» GIVEN REQUEST
Copy out the listing that follows exactly, dropping every picture.

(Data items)

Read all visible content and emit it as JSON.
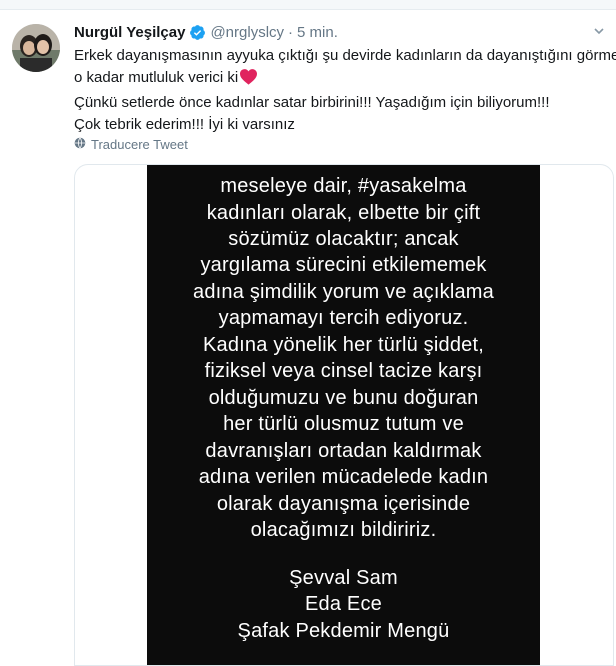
{
  "tweet": {
    "author_name": "Nurgül Yeşilçay",
    "handle": "@nrglyslcy",
    "separator": "·",
    "time": "5 min.",
    "lines": [
      "Erkek dayanışmasının ayyuka çıktığı şu devirde kadınların da dayanıştığını görmek",
      "o kadar mutluluk verici ki",
      "Çünkü setlerde önce kadınlar satar birbirini!!! Yaşadığım için biliyorum!!!",
      "Çok tebrik ederim!!! İyi ki varsınız"
    ],
    "translate_label": "Traducere Tweet"
  },
  "media": {
    "story_lines": [
      "meseleye dair, #yasakelma",
      "kadınları olarak, elbette bir çift",
      "sözümüz olacaktır; ancak",
      "yargılama sürecini etkilememek",
      "adına şimdilik yorum ve açıklama",
      "yapmamayı tercih ediyoruz.",
      "Kadına yönelik her türlü şiddet,",
      "fiziksel veya cinsel tacize karşı",
      "olduğumuzu ve bunu doğuran",
      "her türlü olusmuz tutum ve",
      "davranışları ortadan kaldırmak",
      "adına verilen mücadelede kadın",
      "olarak dayanışma içerisinde",
      "olacağımızı bildiririz."
    ],
    "signatures": [
      "Şevval Sam",
      "Eda Ece",
      "Şafak Pekdemir Mengü"
    ]
  },
  "colors": {
    "verified": "#1da1f2",
    "heart": "#e0245e",
    "muted": "#657786",
    "story_bg": "#0c0c0c"
  },
  "icons": [
    "verified-badge-icon",
    "heart-emoji-icon",
    "globe-icon",
    "chevron-down-icon"
  ]
}
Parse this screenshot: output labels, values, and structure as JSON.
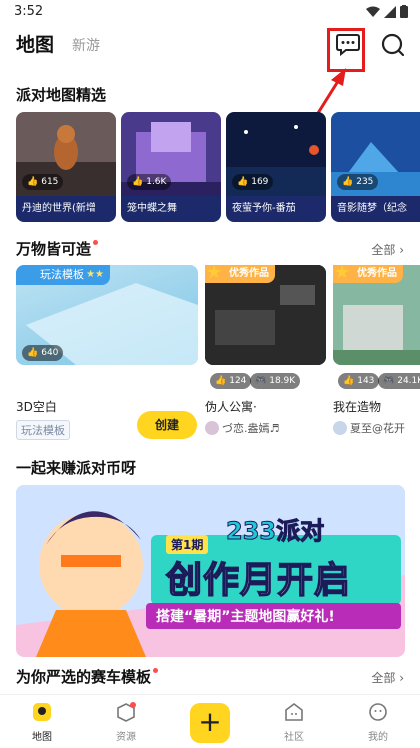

» RESPONSE TO THE EXERCISE
Read all visible content and emit it as JSON.
{
  "tweet": {
    "author_name": "Nurgül Yeşilçay",
    "handle": "@nrglyslcy",
    "separator": "·",
    "time": "5 min.",
    "lines": [
      "Erkek dayanışmasının ayyuka çıktığı şu devirde kadınların da dayanıştığını görmek",
      "o kadar mutluluk verici ki",
      "Çünkü setlerde önce kadınlar satar birbirini!!! Yaşadığım için biliyorum!!!",
      "Çok tebrik ederim!!! İyi ki varsınız"
    ],
    "translate_label": "Traducere Tweet"
  },
  "media": {
    "story_lines": [
      "meseleye dair, #yasakelma",
      "kadınları olarak, elbette bir çift",
      "sözümüz olacaktır; ancak",
      "yargılama sürecini etkilememek",
      "adına şimdilik yorum ve açıklama",
      "yapmamayı tercih ediyoruz.",
      "Kadına yönelik her türlü şiddet,",
      "fiziksel veya cinsel tacize karşı",
      "olduğumuzu ve bunu doğuran",
      "her türlü olusmuz tutum ve",
      "davranışları ortadan kaldırmak",
      "adına verilen mücadelede kadın",
      "olarak dayanışma içerisinde",
      "olacağımızı bildiririz."
    ],
    "signatures": [
      "Şevval Sam",
      "Eda Ece",
      "Şafak Pekdemir Mengü"
    ]
  },
  "colors": {
    "verified": "#1da1f2",
    "heart": "#e0245e",
    "muted": "#657786",
    "story_bg": "#0c0c0c"
  },
  "icons": [
    "verified-badge-icon",
    "heart-emoji-icon",
    "globe-icon",
    "chevron-down-icon"
  ]
}
Parse this screenshot: output labels, values, and structure as JSON.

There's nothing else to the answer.